■ **Dataset extract**
════════════════

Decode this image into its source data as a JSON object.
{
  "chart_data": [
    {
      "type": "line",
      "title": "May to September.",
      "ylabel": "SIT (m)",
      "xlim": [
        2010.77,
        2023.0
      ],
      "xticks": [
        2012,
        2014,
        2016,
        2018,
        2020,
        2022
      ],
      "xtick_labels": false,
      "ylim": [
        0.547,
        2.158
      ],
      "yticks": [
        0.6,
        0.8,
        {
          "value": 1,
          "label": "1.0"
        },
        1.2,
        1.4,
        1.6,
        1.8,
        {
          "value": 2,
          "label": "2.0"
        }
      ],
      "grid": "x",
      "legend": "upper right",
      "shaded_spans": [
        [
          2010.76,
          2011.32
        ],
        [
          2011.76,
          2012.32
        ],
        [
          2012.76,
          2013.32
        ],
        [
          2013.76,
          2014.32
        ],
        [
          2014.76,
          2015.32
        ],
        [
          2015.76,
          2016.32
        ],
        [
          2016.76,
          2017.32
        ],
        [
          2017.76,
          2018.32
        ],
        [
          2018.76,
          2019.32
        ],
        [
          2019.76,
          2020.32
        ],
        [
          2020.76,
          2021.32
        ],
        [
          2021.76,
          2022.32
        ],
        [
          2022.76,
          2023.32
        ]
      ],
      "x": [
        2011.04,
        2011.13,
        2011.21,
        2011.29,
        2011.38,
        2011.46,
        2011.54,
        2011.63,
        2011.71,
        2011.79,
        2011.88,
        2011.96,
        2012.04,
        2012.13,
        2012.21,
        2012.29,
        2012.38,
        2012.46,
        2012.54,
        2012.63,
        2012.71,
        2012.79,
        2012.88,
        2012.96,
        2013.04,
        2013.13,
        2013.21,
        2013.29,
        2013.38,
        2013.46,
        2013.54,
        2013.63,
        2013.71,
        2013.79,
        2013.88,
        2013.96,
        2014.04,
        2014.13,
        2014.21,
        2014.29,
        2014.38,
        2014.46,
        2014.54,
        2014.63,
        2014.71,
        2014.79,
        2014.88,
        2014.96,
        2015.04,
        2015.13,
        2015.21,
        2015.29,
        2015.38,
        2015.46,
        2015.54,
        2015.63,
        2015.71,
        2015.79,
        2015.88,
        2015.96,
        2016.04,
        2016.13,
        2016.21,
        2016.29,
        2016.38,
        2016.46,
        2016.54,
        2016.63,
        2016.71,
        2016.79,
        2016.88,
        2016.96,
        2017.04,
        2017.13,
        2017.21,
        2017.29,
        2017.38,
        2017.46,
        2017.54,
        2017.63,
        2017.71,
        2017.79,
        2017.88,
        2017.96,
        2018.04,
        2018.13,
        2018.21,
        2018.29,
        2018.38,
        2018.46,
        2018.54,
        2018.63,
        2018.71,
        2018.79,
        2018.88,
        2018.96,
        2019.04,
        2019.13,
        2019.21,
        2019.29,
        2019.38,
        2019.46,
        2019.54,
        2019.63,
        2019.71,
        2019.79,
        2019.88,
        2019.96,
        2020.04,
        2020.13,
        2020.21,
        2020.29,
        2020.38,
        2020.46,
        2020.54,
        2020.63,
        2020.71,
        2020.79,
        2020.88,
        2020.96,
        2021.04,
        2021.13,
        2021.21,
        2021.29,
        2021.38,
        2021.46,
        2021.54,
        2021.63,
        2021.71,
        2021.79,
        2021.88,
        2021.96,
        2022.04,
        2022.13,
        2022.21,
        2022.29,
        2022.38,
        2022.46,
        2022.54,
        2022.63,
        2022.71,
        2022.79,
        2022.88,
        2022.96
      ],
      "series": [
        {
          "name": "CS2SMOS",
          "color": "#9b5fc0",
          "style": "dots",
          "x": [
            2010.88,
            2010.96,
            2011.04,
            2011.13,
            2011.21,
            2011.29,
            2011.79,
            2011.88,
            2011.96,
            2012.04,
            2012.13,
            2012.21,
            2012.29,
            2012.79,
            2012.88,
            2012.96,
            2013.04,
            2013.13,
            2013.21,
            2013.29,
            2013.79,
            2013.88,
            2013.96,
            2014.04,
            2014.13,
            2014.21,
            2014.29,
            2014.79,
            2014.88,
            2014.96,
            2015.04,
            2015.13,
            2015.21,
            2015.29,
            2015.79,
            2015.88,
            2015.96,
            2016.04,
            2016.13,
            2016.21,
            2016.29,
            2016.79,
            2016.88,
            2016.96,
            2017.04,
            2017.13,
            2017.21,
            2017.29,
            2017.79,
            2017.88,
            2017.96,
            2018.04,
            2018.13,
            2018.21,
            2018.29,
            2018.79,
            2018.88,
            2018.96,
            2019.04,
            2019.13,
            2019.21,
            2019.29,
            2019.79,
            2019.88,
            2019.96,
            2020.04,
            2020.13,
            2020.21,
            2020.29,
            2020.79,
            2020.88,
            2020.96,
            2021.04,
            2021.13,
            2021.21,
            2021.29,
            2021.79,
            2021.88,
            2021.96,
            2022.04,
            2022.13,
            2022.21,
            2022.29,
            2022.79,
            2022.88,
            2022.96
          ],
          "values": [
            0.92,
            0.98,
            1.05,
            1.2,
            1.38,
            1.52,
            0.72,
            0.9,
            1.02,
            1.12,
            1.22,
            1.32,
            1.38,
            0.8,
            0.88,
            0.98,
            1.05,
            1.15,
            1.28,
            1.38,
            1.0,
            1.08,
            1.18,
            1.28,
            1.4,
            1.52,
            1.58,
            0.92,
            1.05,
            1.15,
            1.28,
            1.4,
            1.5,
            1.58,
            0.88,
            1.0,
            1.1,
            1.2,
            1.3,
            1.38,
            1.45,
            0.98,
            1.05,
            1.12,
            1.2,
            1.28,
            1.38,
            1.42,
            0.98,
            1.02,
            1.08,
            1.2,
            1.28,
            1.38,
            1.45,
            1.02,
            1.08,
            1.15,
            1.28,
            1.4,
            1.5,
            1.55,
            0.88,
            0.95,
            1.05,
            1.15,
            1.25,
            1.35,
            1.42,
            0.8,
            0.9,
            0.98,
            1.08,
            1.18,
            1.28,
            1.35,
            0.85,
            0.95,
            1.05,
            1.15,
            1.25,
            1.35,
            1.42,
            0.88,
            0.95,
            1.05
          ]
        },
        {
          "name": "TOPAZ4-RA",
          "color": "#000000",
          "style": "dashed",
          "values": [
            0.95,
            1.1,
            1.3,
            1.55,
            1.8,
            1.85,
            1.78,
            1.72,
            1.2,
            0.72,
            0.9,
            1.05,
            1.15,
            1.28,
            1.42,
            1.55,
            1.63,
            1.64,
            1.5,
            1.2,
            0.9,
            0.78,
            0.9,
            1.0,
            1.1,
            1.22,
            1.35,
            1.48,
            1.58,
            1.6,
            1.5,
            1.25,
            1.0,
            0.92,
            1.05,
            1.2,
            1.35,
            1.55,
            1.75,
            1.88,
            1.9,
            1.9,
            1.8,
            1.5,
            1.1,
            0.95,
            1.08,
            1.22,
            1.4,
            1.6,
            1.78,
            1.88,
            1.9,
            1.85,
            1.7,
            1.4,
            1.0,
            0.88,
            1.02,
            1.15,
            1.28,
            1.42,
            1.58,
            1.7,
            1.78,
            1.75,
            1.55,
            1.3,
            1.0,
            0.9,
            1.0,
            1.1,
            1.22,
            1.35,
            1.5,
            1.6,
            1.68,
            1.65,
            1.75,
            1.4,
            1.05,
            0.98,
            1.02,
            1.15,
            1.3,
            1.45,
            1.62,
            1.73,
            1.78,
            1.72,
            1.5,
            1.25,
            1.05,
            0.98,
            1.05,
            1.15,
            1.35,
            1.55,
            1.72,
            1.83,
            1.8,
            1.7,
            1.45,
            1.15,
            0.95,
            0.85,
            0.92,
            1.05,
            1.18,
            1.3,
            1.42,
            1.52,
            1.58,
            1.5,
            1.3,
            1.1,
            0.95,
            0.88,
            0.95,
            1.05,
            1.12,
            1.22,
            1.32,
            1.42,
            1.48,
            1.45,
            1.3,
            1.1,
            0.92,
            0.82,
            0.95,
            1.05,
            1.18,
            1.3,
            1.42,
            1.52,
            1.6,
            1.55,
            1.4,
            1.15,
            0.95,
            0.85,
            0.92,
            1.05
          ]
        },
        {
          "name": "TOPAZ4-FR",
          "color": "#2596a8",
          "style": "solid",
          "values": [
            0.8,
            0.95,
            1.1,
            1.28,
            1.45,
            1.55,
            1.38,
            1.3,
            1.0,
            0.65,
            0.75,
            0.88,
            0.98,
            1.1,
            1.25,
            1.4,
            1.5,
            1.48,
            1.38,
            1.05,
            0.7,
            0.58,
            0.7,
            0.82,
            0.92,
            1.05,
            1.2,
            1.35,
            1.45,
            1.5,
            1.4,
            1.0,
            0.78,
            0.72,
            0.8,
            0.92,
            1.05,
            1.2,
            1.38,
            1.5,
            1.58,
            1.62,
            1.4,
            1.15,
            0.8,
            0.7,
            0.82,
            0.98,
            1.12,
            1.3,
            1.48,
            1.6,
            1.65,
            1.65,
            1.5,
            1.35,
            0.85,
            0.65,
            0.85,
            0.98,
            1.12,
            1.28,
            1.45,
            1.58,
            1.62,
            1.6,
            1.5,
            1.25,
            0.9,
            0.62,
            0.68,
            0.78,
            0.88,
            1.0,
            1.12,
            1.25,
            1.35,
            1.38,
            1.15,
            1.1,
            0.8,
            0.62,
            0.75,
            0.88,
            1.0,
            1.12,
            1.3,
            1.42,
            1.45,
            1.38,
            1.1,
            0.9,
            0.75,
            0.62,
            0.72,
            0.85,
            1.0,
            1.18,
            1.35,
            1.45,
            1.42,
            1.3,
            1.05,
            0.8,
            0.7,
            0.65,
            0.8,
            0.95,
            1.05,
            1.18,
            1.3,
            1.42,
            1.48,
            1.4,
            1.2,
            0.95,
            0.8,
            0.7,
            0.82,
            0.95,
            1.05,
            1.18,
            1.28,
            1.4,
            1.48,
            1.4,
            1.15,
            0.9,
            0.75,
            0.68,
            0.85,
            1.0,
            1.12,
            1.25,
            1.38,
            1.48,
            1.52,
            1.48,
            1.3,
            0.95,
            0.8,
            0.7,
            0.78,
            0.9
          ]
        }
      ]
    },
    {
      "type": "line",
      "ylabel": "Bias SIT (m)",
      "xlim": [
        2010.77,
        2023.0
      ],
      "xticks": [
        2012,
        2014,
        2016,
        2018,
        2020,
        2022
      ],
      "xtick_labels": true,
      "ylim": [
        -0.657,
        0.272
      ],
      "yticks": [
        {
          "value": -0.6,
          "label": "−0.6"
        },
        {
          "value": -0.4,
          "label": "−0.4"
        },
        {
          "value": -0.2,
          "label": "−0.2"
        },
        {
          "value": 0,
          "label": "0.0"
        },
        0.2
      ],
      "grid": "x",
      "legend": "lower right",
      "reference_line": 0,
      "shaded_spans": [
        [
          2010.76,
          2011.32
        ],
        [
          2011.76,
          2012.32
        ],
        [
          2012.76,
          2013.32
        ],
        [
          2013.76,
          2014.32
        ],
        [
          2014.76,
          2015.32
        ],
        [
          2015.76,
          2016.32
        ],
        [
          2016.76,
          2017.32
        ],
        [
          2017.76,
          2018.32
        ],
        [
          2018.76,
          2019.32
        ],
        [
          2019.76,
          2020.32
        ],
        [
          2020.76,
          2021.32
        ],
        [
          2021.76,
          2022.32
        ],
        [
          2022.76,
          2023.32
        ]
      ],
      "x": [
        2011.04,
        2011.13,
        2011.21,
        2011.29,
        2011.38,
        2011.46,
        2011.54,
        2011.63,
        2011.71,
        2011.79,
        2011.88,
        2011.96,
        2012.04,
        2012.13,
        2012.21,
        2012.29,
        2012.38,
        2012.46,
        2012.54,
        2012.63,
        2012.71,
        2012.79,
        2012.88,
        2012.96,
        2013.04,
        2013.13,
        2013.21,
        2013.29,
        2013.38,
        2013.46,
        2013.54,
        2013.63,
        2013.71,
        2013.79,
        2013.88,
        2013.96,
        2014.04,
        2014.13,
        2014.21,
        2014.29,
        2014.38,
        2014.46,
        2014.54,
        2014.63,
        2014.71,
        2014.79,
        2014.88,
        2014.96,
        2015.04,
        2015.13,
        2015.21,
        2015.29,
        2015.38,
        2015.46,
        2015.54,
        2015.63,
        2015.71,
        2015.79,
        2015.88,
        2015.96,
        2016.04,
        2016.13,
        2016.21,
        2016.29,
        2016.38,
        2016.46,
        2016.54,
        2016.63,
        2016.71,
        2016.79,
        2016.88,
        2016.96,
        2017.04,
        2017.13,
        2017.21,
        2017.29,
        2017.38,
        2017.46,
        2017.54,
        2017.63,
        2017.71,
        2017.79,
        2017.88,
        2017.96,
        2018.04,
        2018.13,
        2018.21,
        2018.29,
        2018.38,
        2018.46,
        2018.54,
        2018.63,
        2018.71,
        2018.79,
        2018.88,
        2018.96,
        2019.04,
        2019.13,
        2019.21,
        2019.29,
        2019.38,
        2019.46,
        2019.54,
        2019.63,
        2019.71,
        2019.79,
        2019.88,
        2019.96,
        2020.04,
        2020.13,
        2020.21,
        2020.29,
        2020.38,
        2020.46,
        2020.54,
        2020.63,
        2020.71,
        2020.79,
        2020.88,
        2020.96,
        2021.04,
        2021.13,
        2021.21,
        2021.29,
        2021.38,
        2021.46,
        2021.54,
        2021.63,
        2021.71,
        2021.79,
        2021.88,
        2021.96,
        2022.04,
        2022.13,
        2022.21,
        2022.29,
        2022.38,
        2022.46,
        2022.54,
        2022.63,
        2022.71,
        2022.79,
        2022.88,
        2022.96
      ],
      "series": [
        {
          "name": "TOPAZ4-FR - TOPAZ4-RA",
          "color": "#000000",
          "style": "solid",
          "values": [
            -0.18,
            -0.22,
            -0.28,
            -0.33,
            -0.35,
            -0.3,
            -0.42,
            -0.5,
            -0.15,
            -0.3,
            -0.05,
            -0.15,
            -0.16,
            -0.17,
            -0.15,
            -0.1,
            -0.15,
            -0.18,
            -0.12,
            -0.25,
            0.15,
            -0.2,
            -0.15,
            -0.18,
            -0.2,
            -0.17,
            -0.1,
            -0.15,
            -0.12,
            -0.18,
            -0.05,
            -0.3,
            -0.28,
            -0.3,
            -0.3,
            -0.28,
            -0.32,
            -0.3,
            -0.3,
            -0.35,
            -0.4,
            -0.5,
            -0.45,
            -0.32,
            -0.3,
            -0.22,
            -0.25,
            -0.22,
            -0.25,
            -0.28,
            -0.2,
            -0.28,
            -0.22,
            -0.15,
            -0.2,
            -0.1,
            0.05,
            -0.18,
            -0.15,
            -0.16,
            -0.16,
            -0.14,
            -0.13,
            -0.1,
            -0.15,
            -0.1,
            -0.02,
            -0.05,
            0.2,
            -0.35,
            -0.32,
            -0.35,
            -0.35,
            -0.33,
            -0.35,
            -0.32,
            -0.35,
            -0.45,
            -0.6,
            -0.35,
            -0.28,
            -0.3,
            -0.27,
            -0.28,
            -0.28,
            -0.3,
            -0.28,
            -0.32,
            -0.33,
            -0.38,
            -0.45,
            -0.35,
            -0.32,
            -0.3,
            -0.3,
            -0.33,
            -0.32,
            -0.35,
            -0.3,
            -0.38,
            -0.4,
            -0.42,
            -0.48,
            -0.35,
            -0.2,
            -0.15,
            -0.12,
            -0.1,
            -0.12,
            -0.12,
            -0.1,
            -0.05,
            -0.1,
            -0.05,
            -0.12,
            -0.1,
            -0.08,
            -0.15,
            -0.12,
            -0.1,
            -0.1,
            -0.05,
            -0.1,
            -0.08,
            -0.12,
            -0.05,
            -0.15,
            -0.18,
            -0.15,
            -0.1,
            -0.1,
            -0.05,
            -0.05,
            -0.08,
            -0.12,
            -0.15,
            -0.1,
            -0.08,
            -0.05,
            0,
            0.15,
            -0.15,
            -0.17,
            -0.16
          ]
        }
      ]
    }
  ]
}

════════════════

■ **What the task asks**
Report the number of lines above that contain the word "legend", and only that number.

■ **Written response**
2